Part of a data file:
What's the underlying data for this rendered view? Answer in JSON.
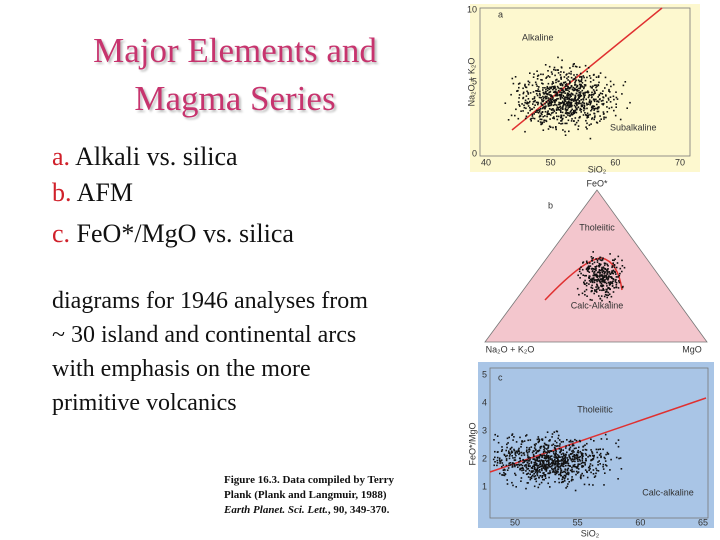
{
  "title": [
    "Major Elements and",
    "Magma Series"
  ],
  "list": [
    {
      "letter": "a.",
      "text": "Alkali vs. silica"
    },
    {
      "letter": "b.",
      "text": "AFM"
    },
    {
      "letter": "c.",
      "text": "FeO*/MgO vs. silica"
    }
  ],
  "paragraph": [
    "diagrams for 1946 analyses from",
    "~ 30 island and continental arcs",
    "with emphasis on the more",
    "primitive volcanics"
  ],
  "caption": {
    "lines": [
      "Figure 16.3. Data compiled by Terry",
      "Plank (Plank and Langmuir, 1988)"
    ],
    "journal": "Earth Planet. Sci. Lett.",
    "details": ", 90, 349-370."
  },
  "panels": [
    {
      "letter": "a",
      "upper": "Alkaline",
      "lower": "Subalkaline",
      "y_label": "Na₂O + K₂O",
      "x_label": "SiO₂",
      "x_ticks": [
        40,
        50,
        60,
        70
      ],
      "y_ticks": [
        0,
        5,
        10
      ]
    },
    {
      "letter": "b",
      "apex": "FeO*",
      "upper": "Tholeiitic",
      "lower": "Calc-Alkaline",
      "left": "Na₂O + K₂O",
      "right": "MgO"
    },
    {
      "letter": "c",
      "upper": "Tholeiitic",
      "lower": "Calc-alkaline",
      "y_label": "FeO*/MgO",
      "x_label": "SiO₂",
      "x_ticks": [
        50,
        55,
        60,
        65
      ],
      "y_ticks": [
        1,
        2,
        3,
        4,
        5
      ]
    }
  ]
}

**To be done:** Copy out each line of the data containing the string "letter".

**Exercise answer:**
      "letter": "a.",
      "letter": "b.",
      "letter": "c.",
      "letter": "a",
      "letter": "b",
      "letter": "c",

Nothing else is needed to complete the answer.